▶ **Texte fourni**
■ ■ ■ ■

Nous avions quitté Nick Cave le cœur lourd mais plein d’espoir après que le chanteur, pourtant cruellement endeuillé par la mort de son fils, nous eut offert une leçon de résilience sur l’atmosphérique et méditatif Ghosteen. Mais une question nous taraudait à l’écoute du dernier morceau, "Hollywood" (« It’s a long way to find peace of mind, peace of mind / And I’m just waiting now for my time to come ») : quel Nick allions-nous retrouver sur le disque suivant, quel message aurait-il à nous adresser, et quelle forme poétique et musicale prendrait-il ? Mettons tout de suite fin au suspense : l’icône post-punk est de retour en forme avec ses Bad Seeds, et Wild God déborde d’une énergie vitale qu’on ne leur avait plus connue depuis longtemps !
Ce qui frappe ainsi dès la première écoute, c’est le chant de l’Australien. Damn yeah!! Finie la voix d’outre-tombe, gémissante, éteinte, de
Skeleton Tree, ou bien celle, contemplative et recueillie, de
Ghosteen : c’est le Nick Cave qu’on adore, imprécateur, rageur, débordant de vitalité, celui qu’on n’avait plus entendu depuis les inégaux
Abattoir Blues et
Dig, Lazarus, Dig (plus de quinze ans déjà !!!). Il n’y a qu’à écouter la jubilation communicative avec laquelle il déclame ses spoken words sur des titres comme "Song of the Lake" ou "Joy", croone au piano comme à la plus belle époque de
The Good Son sur "Final Rescue Attempt" et "Long Dark Night", ou bien prêche les gospels extatiques de "Wild God" et "Conversion" – ce dernier titre constituant peut-être la prestation vocale la plus exaltée de sa carrière ! Le chanteur témoigne sans réserve d’une joie libératrice qui n’est plus seulement un état à attendre ou à atteindre, comme sur ses deux précédents albums, mais qui l’habite désormais corps et âme. Une joie d’autant plus bouleversante que Cave a depuis de nouveau connu le deuil avec la mort à trente-et-un ans d’un autre de ses fils, Jethro, né d’un précédent mariage (
« I wake up this morning with the blues all around my head / I felt like someone in my familly was dead », ouvre-t-il lugubrement "Joy") ; mais aussi celle de son ancienne muse et compagne, l’australienne Anita Lane (cofondatrice des Bad Seeds époque
From Her To Eternity), à laquelle est dédié le morceau "O Wow O Wow (How Wonderful She Is)". Autant de disparitions qui s’ajoutent à celle d’Arthur, dont la présence lumineuse continue de visiter les textes du King Ink (
« A Wild ghost (…) A ghost in giant sneakers, laughing stars around his head (…) A flaming boy », toujours sur "Joy").

■ ■ ■ ■

▶ **Ce que vous ferez**
1) Expliquez en une à trois phrases pourquoi, d'après la critique de l'album Wild God, la joie qu'exprime le chanteur est d'autant plus bouleversante.
2) Transcrivez fidèlement le passage de la critique de l'album Wild God qui commence par « Nous avions quitté » et se poursuit jusqu'à « depuis longtemps ! ».

▶ **Lignes**
■ ■ ■ ■

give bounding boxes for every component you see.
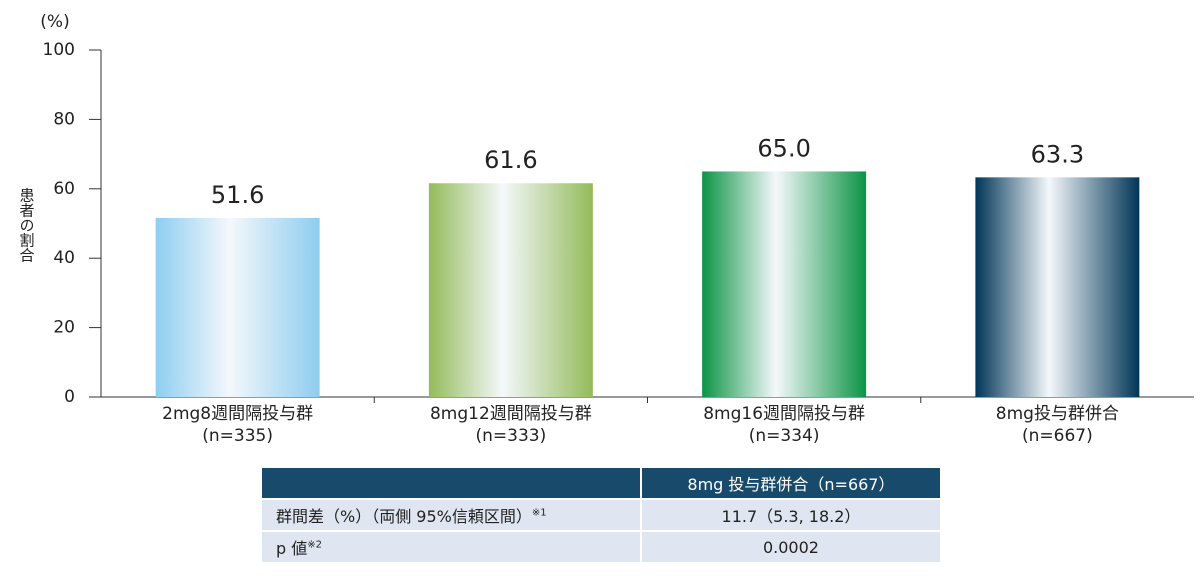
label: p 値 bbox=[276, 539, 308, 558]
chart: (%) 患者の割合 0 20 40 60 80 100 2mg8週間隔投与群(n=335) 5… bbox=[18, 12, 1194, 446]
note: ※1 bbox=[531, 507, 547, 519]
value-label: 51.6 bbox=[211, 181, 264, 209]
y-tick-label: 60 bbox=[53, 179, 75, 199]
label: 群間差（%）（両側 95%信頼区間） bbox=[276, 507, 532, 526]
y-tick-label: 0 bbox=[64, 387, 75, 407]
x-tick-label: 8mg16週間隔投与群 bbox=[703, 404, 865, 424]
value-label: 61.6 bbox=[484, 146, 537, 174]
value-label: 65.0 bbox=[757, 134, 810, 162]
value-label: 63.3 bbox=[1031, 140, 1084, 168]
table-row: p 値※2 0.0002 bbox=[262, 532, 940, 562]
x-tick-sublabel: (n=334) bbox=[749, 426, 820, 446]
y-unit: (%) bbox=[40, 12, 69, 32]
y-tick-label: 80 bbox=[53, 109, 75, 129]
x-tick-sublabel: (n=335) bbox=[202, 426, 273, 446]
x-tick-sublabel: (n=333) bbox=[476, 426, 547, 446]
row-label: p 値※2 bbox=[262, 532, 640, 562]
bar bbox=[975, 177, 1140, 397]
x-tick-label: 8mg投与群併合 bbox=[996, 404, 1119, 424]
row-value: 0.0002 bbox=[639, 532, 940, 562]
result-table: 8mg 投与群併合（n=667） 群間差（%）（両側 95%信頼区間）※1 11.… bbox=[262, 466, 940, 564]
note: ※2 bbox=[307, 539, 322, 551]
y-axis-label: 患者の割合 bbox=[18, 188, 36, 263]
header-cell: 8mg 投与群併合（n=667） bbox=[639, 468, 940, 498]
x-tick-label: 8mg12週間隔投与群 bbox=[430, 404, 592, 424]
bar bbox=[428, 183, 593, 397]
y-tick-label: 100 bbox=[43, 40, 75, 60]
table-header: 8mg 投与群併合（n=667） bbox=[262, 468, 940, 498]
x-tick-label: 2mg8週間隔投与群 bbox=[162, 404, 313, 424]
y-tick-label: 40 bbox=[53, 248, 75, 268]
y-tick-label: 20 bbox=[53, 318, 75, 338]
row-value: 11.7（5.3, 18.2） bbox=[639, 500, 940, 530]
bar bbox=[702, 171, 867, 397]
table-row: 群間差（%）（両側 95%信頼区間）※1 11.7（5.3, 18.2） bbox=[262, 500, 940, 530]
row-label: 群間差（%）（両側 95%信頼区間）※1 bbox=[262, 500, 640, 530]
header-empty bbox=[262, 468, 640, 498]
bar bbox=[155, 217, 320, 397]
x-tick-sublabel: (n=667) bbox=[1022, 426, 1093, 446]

■ ■ ■ ■

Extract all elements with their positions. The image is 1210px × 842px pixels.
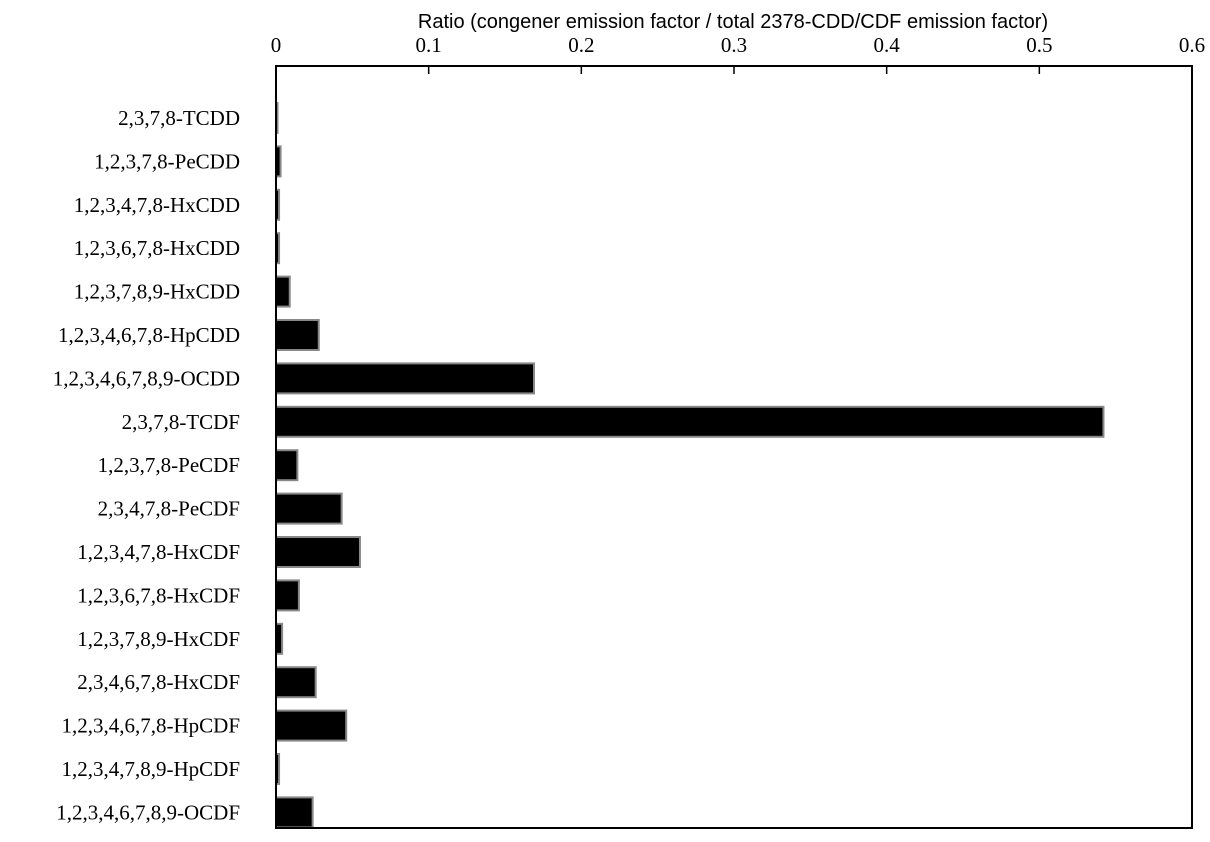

■ ■ ■ ■

▶ **Liste des solutions**
1) Cave a depuis de nouveau connu le deuil, avec la mort à trente-et-un ans de Jethro, un autre de ses fils né d'un précédent mariage, et celle de son ancienne muse et compagne Anita Lane. Ces disparitions s'ajoutent à celle d'Arthur.

2)
Nous avions quitté Nick Cave le cœur lourd mais plein d’espoir après que le chanteur, pourtant cruellement endeuillé par la mort de son fils, nous eut offert une leçon de résilience sur l’atmosphérique et méditatif Ghosteen. Mais une question nous taraudait à l’écoute du dernier morceau, "Hollywood" (« It’s a long way to find peace of mind, peace of mind / And I’m just waiting now for my time to come ») : quel Nick allions-nous retrouver sur le disque suivant, quel message aurait-il à nous adresser, et quelle forme poétique et musicale prendrait-il ? Mettons tout de suite fin au suspense : l’icône post-punk est de retour en forme avec ses Bad Seeds, et Wild God déborde d’une énergie vitale qu’on ne leur avait plus connue depuis longtemps !